### WHAT THE TASK REQUIRES
Show every line where "label" occurs.

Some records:
☆ ☆ ☆ ☆ ☆ ☆ ☆

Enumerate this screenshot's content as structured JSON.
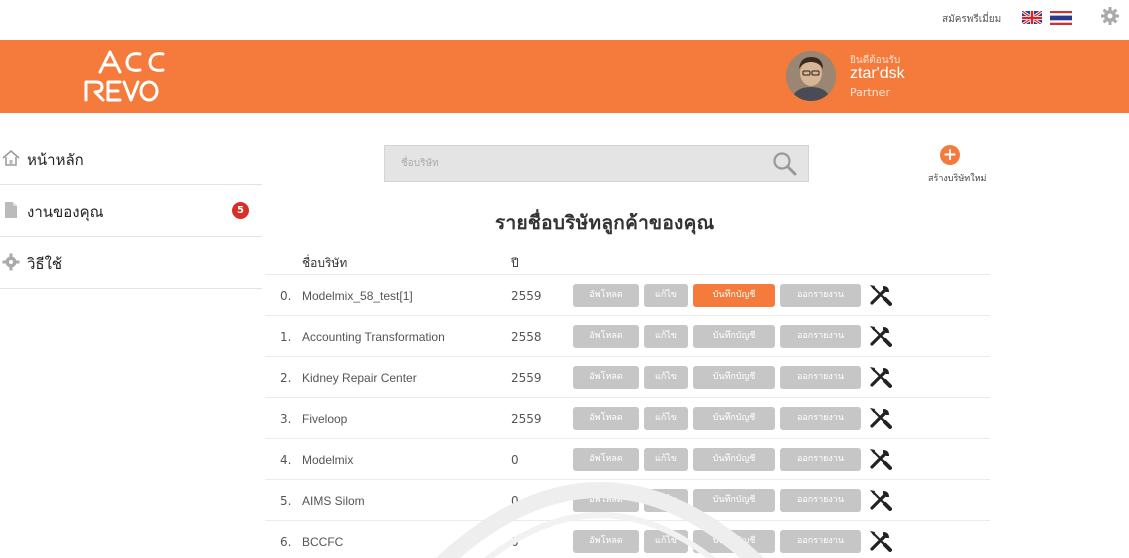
{
  "topbar": {
    "premium_link": "สมัครพรีเมี่ยม",
    "icons": [
      "uk-flag-icon",
      "thai-flag-icon",
      "gear-icon"
    ]
  },
  "header": {
    "logo_text": "ACC REVO",
    "welcome": "ยินดีต้อนรับ",
    "username": "ztar'dsk",
    "role": "Partner",
    "accent_color": "#f47b3c"
  },
  "sidebar": {
    "items": [
      {
        "label": "หน้าหลัก",
        "icon": "home-icon"
      },
      {
        "label": "งานของคุณ",
        "icon": "document-icon",
        "badge": "5"
      },
      {
        "label": "วิธีใช้",
        "icon": "gear-icon"
      }
    ]
  },
  "search": {
    "placeholder": "ชื่อบริษัท",
    "icon": "search-icon"
  },
  "create": {
    "label": "สร้างบริษัทใหม่",
    "icon": "plus-circle-icon"
  },
  "list": {
    "title": "รายชื่อบริษัทลูกค้าของคุณ",
    "headers": {
      "name": "ชื่อบริษัท",
      "year": "ปี"
    },
    "buttons": {
      "upload": "อัพโหลด",
      "edit": "แก้ไข",
      "record": "บันทึกบัญชี",
      "report": "ออกรายงาน"
    },
    "rows": [
      {
        "num": "0.",
        "name": "Modelmix_58_test[1]",
        "year": "2559",
        "record_active": true
      },
      {
        "num": "1.",
        "name": "Accounting Transformation",
        "year": "2558",
        "record_active": false
      },
      {
        "num": "2.",
        "name": "Kidney Repair Center",
        "year": "2559",
        "record_active": false
      },
      {
        "num": "3.",
        "name": "Fiveloop",
        "year": "2559",
        "record_active": false
      },
      {
        "num": "4.",
        "name": "Modelmix",
        "year": "0",
        "record_active": false
      },
      {
        "num": "5.",
        "name": "AIMS Silom",
        "year": "0",
        "record_active": false
      },
      {
        "num": "6.",
        "name": "BCCFC",
        "year": "0",
        "record_active": false
      }
    ]
  }
}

☆ ☆ ☆ ☆ ☆ ☆ ☆

### EXERCISE RESPONSE
        "label": "หน้าหลัก",
        "label": "งานของคุณ",
        "label": "วิธีใช้",
    "label": "สร้างบริษัทใหม่",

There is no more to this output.